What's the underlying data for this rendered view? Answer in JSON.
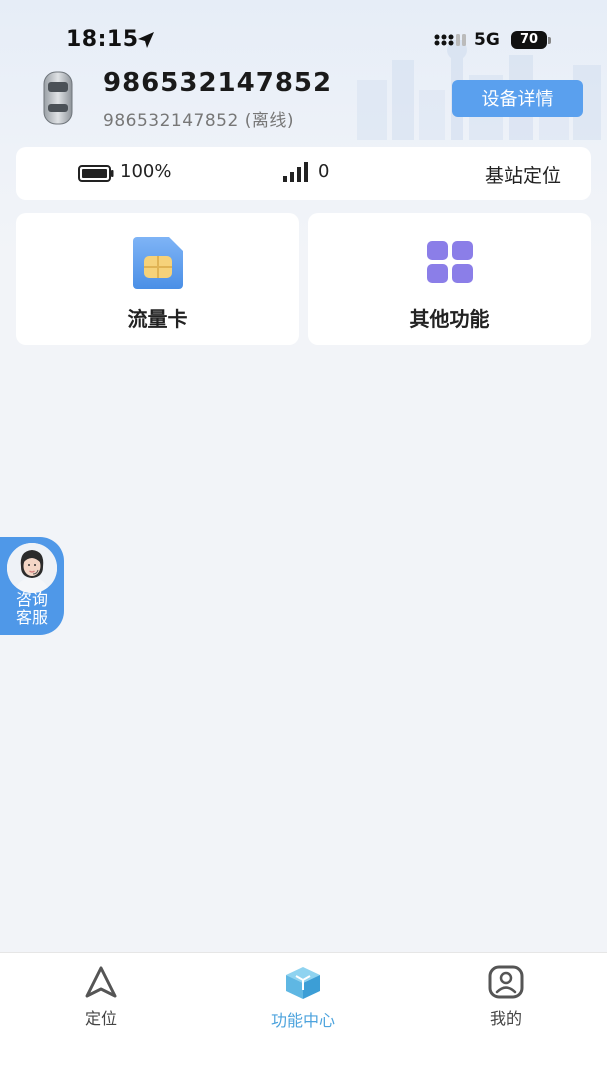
{
  "status_bar": {
    "time": "18:15",
    "network": "5G",
    "battery": "70"
  },
  "device": {
    "id": "986532147852",
    "subtitle": "986532147852 (离线)",
    "detail_button": "设备详情"
  },
  "info": {
    "battery_value": "100%",
    "signal_value": "0",
    "station_locate": "基站定位"
  },
  "features": [
    {
      "label": "流量卡",
      "icon": "sim-card-icon"
    },
    {
      "label": "其他功能",
      "icon": "grid-icon"
    }
  ],
  "service": {
    "label_line1": "咨询",
    "label_line2": "客服"
  },
  "nav": {
    "items": [
      {
        "label": "定位",
        "icon": "navigation-arrow-icon"
      },
      {
        "label": "功能中心",
        "icon": "cube-icon",
        "active": true
      },
      {
        "label": "我的",
        "icon": "profile-icon"
      }
    ]
  },
  "colors": {
    "accent": "#5aa0ee",
    "nav_active": "#4da3dd",
    "feature_purple": "#8b7ee8"
  }
}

##########

YOUR INSTRUCTIONS: Copy all the entries word for word. Omit any pictures.

RESULT:
What's the underlying data for this rendered view? Answer in JSON.
{
  "status_bar": {
    "time": "18:15",
    "network": "5G",
    "battery": "70"
  },
  "device": {
    "id": "986532147852",
    "subtitle": "986532147852 (离线)",
    "detail_button": "设备详情"
  },
  "info": {
    "battery_value": "100%",
    "signal_value": "0",
    "station_locate": "基站定位"
  },
  "features": [
    {
      "label": "流量卡",
      "icon": "sim-card-icon"
    },
    {
      "label": "其他功能",
      "icon": "grid-icon"
    }
  ],
  "service": {
    "label_line1": "咨询",
    "label_line2": "客服"
  },
  "nav": {
    "items": [
      {
        "label": "定位",
        "icon": "navigation-arrow-icon"
      },
      {
        "label": "功能中心",
        "icon": "cube-icon",
        "active": true
      },
      {
        "label": "我的",
        "icon": "profile-icon"
      }
    ]
  },
  "colors": {
    "accent": "#5aa0ee",
    "nav_active": "#4da3dd",
    "feature_purple": "#8b7ee8"
  }
}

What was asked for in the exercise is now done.